**Exercise requirements:** Restate, word for word, every line of the data.

'''

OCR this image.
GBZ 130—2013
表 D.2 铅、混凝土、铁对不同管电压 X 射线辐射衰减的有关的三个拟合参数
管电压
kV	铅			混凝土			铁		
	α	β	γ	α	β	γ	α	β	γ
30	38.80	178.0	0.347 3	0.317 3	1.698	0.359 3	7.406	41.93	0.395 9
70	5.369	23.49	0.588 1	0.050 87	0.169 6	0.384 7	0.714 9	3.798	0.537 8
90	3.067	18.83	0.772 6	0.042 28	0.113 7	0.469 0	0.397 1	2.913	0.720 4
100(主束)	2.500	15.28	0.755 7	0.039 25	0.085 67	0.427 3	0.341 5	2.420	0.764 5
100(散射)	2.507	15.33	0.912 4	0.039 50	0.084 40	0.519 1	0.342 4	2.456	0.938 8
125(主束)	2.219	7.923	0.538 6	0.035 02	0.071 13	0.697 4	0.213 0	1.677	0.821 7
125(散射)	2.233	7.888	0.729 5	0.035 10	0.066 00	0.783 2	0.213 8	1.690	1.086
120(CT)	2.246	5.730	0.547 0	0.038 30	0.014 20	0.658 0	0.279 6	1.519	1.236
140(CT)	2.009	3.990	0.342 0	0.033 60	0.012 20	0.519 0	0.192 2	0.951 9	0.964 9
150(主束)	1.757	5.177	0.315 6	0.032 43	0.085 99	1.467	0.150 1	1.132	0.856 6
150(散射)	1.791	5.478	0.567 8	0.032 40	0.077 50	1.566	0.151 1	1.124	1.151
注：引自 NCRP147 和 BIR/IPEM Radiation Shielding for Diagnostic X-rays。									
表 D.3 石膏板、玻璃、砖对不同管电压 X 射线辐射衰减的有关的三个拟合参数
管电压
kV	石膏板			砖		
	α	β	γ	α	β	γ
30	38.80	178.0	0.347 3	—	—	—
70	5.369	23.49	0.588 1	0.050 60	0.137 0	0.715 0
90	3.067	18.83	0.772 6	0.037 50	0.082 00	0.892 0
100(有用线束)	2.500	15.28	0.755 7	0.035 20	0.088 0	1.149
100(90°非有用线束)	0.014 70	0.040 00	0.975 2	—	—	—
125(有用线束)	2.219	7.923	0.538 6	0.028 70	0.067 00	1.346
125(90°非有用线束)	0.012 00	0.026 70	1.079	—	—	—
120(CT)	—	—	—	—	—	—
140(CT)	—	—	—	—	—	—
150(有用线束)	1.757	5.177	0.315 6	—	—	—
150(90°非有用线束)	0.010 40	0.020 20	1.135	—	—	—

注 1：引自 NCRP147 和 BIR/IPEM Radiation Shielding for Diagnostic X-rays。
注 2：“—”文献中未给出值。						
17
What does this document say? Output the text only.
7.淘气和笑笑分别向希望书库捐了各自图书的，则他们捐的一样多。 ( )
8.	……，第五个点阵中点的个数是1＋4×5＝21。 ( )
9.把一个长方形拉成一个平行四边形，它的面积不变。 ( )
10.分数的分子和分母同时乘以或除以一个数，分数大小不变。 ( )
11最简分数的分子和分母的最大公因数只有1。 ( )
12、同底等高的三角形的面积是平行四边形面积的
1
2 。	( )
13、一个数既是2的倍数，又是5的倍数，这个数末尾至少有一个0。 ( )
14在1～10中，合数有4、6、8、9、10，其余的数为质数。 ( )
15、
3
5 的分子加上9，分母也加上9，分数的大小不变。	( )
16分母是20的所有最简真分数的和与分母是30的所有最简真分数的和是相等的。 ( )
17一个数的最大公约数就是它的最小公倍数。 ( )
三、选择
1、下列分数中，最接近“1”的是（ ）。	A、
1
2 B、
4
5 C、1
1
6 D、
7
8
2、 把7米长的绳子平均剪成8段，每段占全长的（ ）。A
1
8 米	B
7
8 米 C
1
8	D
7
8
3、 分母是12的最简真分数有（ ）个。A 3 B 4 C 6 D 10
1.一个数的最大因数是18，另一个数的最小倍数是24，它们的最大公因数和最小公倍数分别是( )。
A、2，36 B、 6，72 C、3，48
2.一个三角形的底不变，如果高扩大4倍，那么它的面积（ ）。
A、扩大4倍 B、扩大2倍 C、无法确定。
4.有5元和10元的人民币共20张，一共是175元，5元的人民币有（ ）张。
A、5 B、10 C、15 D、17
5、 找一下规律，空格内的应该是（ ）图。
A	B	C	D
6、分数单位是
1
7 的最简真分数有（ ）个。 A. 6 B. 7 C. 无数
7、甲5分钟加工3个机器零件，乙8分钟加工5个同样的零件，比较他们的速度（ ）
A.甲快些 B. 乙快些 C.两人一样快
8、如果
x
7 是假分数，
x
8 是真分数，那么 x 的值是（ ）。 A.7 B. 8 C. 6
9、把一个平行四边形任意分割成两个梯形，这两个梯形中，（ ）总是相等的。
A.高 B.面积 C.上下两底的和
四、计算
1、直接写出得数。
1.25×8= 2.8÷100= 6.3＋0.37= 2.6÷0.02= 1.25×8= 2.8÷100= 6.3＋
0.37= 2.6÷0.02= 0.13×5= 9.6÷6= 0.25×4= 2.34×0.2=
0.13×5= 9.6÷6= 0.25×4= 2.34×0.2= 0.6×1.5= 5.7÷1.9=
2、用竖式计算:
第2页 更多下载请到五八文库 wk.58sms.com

'''

**Task response:**
OCR this image.
GBZ 130—2013
表 D.2 铅、混凝土、铁对不同管电压 X 射线辐射衰减的有关的三个拟合参数
管电压
kV	铅			混凝土			铁		
	α	β	γ	α	β	γ	α	β	γ
30	38.80	178.0	0.347 3	0.317 3	1.698	0.359 3	7.406	41.93	0.395 9
70	5.369	23.49	0.588 1	0.050 87	0.169 6	0.384 7	0.714 9	3.798	0.537 8
90	3.067	18.83	0.772 6	0.042 28	0.113 7	0.469 0	0.397 1	2.913	0.720 4
100(主束)	2.500	15.28	0.755 7	0.039 25	0.085 67	0.427 3	0.341 5	2.420	0.764 5
100(散射)	2.507	15.33	0.912 4	0.039 50	0.084 40	0.519 1	0.342 4	2.456	0.938 8
125(主束)	2.219	7.923	0.538 6	0.035 02	0.071 13	0.697 4	0.213 0	1.677	0.821 7
125(散射)	2.233	7.888	0.729 5	0.035 10	0.066 00	0.783 2	0.213 8	1.690	1.086
120(CT)	2.246	5.730	0.547 0	0.038 30	0.014 20	0.658 0	0.279 6	1.519	1.236
140(CT)	2.009	3.990	0.342 0	0.033 60	0.012 20	0.519 0	0.192 2	0.951 9	0.964 9
150(主束)	1.757	5.177	0.315 6	0.032 43	0.085 99	1.467	0.150 1	1.132	0.856 6
150(散射)	1.791	5.478	0.567 8	0.032 40	0.077 50	1.566	0.151 1	1.124	1.151
注：引自 NCRP147 和 BIR/IPEM Radiation Shielding for Diagnostic X-rays。									
表 D.3 石膏板、玻璃、砖对不同管电压 X 射线辐射衰减的有关的三个拟合参数
管电压
kV	石膏板			砖		
	α	β	γ	α	β	γ
30	38.80	178.0	0.347 3	—	—	—
70	5.369	23.49	0.588 1	0.050 60	0.137 0	0.715 0
90	3.067	18.83	0.772 6	0.037 50	0.082 00	0.892 0
100(有用线束)	2.500	15.28	0.755 7	0.035 20	0.088 0	1.149
100(90°非有用线束)	0.014 70	0.040 00	0.975 2	—	—	—
125(有用线束)	2.219	7.923	0.538 6	0.028 70	0.067 00	1.346
125(90°非有用线束)	0.012 00	0.026 70	1.079	—	—	—
120(CT)	—	—	—	—	—	—
140(CT)	—	—	—	—	—	—
150(有用线束)	1.757	5.177	0.315 6	—	—	—
150(90°非有用线束)	0.010 40	0.020 20	1.135	—	—	—

注 1：引自 NCRP147 和 BIR/IPEM Radiation Shielding for Diagnostic X-rays。
注 2：“—”文献中未给出值。						
17
What does this document say? Output the text only.
7.淘气和笑笑分别向希望书库捐了各自图书的，则他们捐的一样多。 ( )
8.	……，第五个点阵中点的个数是1＋4×5＝21。 ( )
9.把一个长方形拉成一个平行四边形，它的面积不变。 ( )
10.分数的分子和分母同时乘以或除以一个数，分数大小不变。 ( )
11最简分数的分子和分母的最大公因数只有1。 ( )
12、同底等高的三角形的面积是平行四边形面积的
1
2 。	( )
13、一个数既是2的倍数，又是5的倍数，这个数末尾至少有一个0。 ( )
14在1～10中，合数有4、6、8、9、10，其余的数为质数。 ( )
15、
3
5 的分子加上9，分母也加上9，分数的大小不变。	( )
16分母是20的所有最简真分数的和与分母是30的所有最简真分数的和是相等的。 ( )
17一个数的最大公约数就是它的最小公倍数。 ( )
三、选择
1、下列分数中，最接近“1”的是（ ）。	A、
1
2 B、
4
5 C、1
1
6 D、
7
8
2、 把7米长的绳子平均剪成8段，每段占全长的（ ）。A
1
8 米	B
7
8 米 C
1
8	D
7
8
3、 分母是12的最简真分数有（ ）个。A 3 B 4 C 6 D 10
1.一个数的最大因数是18，另一个数的最小倍数是24，它们的最大公因数和最小公倍数分别是( )。
A、2，36 B、 6，72 C、3，48
2.一个三角形的底不变，如果高扩大4倍，那么它的面积（ ）。
A、扩大4倍 B、扩大2倍 C、无法确定。
4.有5元和10元的人民币共20张，一共是175元，5元的人民币有（ ）张。
A、5 B、10 C、15 D、17
5、 找一下规律，空格内的应该是（ ）图。
A	B	C	D
6、分数单位是
1
7 的最简真分数有（ ）个。 A. 6 B. 7 C. 无数
7、甲5分钟加工3个机器零件，乙8分钟加工5个同样的零件，比较他们的速度（ ）
A.甲快些 B. 乙快些 C.两人一样快
8、如果
x
7 是假分数，
x
8 是真分数，那么 x 的值是（ ）。 A.7 B. 8 C. 6
9、把一个平行四边形任意分割成两个梯形，这两个梯形中，（ ）总是相等的。
A.高 B.面积 C.上下两底的和
四、计算
1、直接写出得数。
1.25×8= 2.8÷100= 6.3＋0.37= 2.6÷0.02= 1.25×8= 2.8÷100= 6.3＋
0.37= 2.6÷0.02= 0.13×5= 9.6÷6= 0.25×4= 2.34×0.2=
0.13×5= 9.6÷6= 0.25×4= 2.34×0.2= 0.6×1.5= 5.7÷1.9=
2、用竖式计算:
第2页 更多下载请到五八文库 wk.58sms.com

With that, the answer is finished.